For each line in the data below that holds "эпиталамин", return a copy.

## start

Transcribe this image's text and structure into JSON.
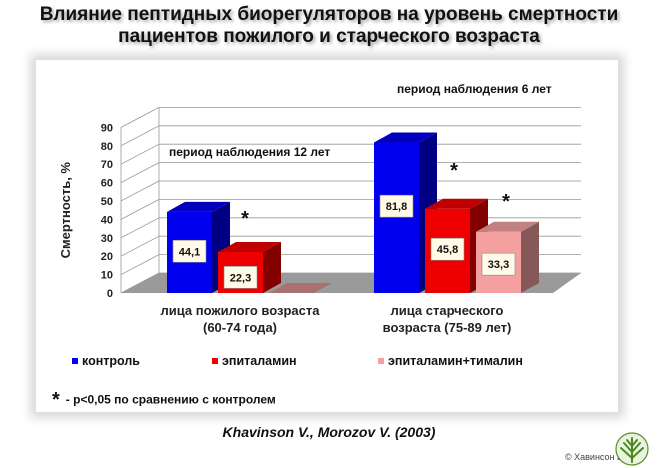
{
  "title_line1": "Влияние пептидных биорегуляторов на уровень смертности",
  "title_line2": "пациентов пожилого и старческого возраста",
  "chart_data": {
    "type": "bar",
    "ylabel": "Смертность, %",
    "ylim": [
      0,
      90
    ],
    "yticks": [
      "0",
      "10",
      "20",
      "30",
      "40",
      "50",
      "60",
      "70",
      "80",
      "90"
    ],
    "categories": [
      "лица пожилого возраста (60-74 года)",
      "лица старческого возраста (75-89 лет)"
    ],
    "category_lines": [
      [
        "лица пожилого возраста",
        "(60-74 года)"
      ],
      [
        "лица старческого",
        "возраста (75-89 лет)"
      ]
    ],
    "series": [
      {
        "name": "контроль",
        "color": "#0000ee",
        "values": [
          44.1,
          81.8
        ],
        "labels": [
          "44,1",
          "81,8"
        ]
      },
      {
        "name": "эпиталамин",
        "color": "#ee0000",
        "values": [
          22.3,
          45.8
        ],
        "labels": [
          "22,3",
          "45,8"
        ]
      },
      {
        "name": "эпиталамин+тималин",
        "color": "#f4a0a0",
        "values": [
          0,
          33.3
        ],
        "labels": [
          "",
          "33,3"
        ]
      }
    ],
    "annotations": [
      "период наблюдения 12 лет",
      "период наблюдения 6 лет"
    ],
    "significance_mark": "*",
    "grid": true,
    "legend_position": "bottom"
  },
  "legend": {
    "items": [
      "контроль",
      "эпиталамин",
      "эпиталамин+тималин"
    ]
  },
  "footnote": {
    "star": "*",
    "text": "- p<0,05 по сравнению с контролем"
  },
  "citation": "Khavinson V., Morozov V. (2003)",
  "copyright": "© Хавинсон В.Х."
}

## end

**Response to this task**
        "name": "эпиталамин",
        "name": "эпиталамин+тималин",
      "эпиталамин",
      "эпиталамин+тималин"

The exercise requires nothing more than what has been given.